▸ **What this task involves**: Will you give every entry again exactly as it stands?

▸ **Provided data**:

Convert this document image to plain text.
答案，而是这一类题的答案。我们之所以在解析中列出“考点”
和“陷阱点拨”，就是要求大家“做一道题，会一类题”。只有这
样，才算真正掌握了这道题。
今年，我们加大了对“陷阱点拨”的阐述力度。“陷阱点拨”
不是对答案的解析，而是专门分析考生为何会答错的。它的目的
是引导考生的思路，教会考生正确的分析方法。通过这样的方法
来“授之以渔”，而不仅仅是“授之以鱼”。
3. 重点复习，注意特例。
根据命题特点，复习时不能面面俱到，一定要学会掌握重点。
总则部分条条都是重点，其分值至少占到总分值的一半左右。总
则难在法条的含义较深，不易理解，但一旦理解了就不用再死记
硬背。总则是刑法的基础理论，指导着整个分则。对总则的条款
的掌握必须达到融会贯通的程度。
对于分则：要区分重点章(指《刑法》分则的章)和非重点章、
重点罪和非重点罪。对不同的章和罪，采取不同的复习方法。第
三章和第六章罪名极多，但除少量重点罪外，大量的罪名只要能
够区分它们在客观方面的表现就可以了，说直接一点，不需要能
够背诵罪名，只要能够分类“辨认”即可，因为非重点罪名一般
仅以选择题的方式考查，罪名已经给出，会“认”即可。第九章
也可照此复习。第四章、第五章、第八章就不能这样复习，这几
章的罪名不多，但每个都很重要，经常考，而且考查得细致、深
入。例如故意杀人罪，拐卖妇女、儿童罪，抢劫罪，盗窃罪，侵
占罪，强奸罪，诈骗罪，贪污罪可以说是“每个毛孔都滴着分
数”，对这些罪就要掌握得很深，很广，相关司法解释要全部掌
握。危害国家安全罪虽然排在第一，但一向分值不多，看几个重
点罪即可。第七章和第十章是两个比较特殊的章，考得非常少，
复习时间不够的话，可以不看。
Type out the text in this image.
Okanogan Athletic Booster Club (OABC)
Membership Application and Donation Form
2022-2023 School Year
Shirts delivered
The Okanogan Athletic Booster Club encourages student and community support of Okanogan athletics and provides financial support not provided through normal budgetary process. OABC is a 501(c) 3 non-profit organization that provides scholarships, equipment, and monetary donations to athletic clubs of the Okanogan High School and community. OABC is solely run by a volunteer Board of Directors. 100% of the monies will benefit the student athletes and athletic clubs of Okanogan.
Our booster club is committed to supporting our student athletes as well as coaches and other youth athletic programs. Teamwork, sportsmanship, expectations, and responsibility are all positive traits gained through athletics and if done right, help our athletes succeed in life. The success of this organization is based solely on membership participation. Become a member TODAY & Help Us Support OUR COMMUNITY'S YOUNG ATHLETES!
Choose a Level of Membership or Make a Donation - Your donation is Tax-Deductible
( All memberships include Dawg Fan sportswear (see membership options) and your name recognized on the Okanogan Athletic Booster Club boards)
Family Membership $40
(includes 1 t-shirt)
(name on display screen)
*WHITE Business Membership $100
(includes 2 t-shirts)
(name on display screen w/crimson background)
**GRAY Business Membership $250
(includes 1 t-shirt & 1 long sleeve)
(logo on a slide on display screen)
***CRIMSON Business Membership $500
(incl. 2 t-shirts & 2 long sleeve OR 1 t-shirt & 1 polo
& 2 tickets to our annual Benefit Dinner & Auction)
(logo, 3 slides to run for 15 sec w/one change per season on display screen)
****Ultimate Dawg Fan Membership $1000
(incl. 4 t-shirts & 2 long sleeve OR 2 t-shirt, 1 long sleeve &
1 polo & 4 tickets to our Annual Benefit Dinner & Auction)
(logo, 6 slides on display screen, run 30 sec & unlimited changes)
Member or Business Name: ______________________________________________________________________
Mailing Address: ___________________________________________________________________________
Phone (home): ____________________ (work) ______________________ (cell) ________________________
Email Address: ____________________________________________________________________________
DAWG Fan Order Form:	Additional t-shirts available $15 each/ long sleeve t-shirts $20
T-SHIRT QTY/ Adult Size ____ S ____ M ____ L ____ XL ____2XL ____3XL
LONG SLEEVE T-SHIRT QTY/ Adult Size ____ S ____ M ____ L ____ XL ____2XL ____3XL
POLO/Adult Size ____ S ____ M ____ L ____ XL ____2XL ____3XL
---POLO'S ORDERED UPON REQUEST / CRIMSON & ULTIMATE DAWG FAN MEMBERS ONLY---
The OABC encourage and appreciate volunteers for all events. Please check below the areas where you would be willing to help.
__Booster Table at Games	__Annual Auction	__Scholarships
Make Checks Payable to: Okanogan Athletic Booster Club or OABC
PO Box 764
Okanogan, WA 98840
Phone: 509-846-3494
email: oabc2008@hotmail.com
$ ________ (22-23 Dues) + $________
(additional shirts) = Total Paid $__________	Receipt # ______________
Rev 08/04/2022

▸ **The solution**:
Convert this document image to plain text.
答案，而是这一类题的答案。我们之所以在解析中列出“考点”
和“陷阱点拨”，就是要求大家“做一道题，会一类题”。只有这
样，才算真正掌握了这道题。
今年，我们加大了对“陷阱点拨”的阐述力度。“陷阱点拨”
不是对答案的解析，而是专门分析考生为何会答错的。它的目的
是引导考生的思路，教会考生正确的分析方法。通过这样的方法
来“授之以渔”，而不仅仅是“授之以鱼”。
3. 重点复习，注意特例。
根据命题特点，复习时不能面面俱到，一定要学会掌握重点。
总则部分条条都是重点，其分值至少占到总分值的一半左右。总
则难在法条的含义较深，不易理解，但一旦理解了就不用再死记
硬背。总则是刑法的基础理论，指导着整个分则。对总则的条款
的掌握必须达到融会贯通的程度。
对于分则：要区分重点章(指《刑法》分则的章)和非重点章、
重点罪和非重点罪。对不同的章和罪，采取不同的复习方法。第
三章和第六章罪名极多，但除少量重点罪外，大量的罪名只要能
够区分它们在客观方面的表现就可以了，说直接一点，不需要能
够背诵罪名，只要能够分类“辨认”即可，因为非重点罪名一般
仅以选择题的方式考查，罪名已经给出，会“认”即可。第九章
也可照此复习。第四章、第五章、第八章就不能这样复习，这几
章的罪名不多，但每个都很重要，经常考，而且考查得细致、深
入。例如故意杀人罪，拐卖妇女、儿童罪，抢劫罪，盗窃罪，侵
占罪，强奸罪，诈骗罪，贪污罪可以说是“每个毛孔都滴着分
数”，对这些罪就要掌握得很深，很广，相关司法解释要全部掌
握。危害国家安全罪虽然排在第一，但一向分值不多，看几个重
点罪即可。第七章和第十章是两个比较特殊的章，考得非常少，
复习时间不够的话，可以不看。
Type out the text in this image.
Okanogan Athletic Booster Club (OABC)
Membership Application and Donation Form
2022-2023 School Year
Shirts delivered
The Okanogan Athletic Booster Club encourages student and community support of Okanogan athletics and provides financial support not provided through normal budgetary process. OABC is a 501(c) 3 non-profit organization that provides scholarships, equipment, and monetary donations to athletic clubs of the Okanogan High School and community. OABC is solely run by a volunteer Board of Directors. 100% of the monies will benefit the student athletes and athletic clubs of Okanogan.
Our booster club is committed to supporting our student athletes as well as coaches and other youth athletic programs. Teamwork, sportsmanship, expectations, and responsibility are all positive traits gained through athletics and if done right, help our athletes succeed in life. The success of this organization is based solely on membership participation. Become a member TODAY & Help Us Support OUR COMMUNITY'S YOUNG ATHLETES!
Choose a Level of Membership or Make a Donation - Your donation is Tax-Deductible
( All memberships include Dawg Fan sportswear (see membership options) and your name recognized on the Okanogan Athletic Booster Club boards)
Family Membership $40
(includes 1 t-shirt)
(name on display screen)
*WHITE Business Membership $100
(includes 2 t-shirts)
(name on display screen w/crimson background)
**GRAY Business Membership $250
(includes 1 t-shirt & 1 long sleeve)
(logo on a slide on display screen)
***CRIMSON Business Membership $500
(incl. 2 t-shirts & 2 long sleeve OR 1 t-shirt & 1 polo
& 2 tickets to our annual Benefit Dinner & Auction)
(logo, 3 slides to run for 15 sec w/one change per season on display screen)
****Ultimate Dawg Fan Membership $1000
(incl. 4 t-shirts & 2 long sleeve OR 2 t-shirt, 1 long sleeve &
1 polo & 4 tickets to our Annual Benefit Dinner & Auction)
(logo, 6 slides on display screen, run 30 sec & unlimited changes)
Member or Business Name: ______________________________________________________________________
Mailing Address: ___________________________________________________________________________
Phone (home): ____________________ (work) ______________________ (cell) ________________________
Email Address: ____________________________________________________________________________
DAWG Fan Order Form:	Additional t-shirts available $15 each/ long sleeve t-shirts $20
T-SHIRT QTY/ Adult Size ____ S ____ M ____ L ____ XL ____2XL ____3XL
LONG SLEEVE T-SHIRT QTY/ Adult Size ____ S ____ M ____ L ____ XL ____2XL ____3XL
POLO/Adult Size ____ S ____ M ____ L ____ XL ____2XL ____3XL
---POLO'S ORDERED UPON REQUEST / CRIMSON & ULTIMATE DAWG FAN MEMBERS ONLY---
The OABC encourage and appreciate volunteers for all events. Please check below the areas where you would be willing to help.
__Booster Table at Games	__Annual Auction	__Scholarships
Make Checks Payable to: Okanogan Athletic Booster Club or OABC
PO Box 764
Okanogan, WA 98840
Phone: 509-846-3494
email: oabc2008@hotmail.com
$ ________ (22-23 Dues) + $________
(additional shirts) = Total Paid $__________	Receipt # ______________
Rev 08/04/2022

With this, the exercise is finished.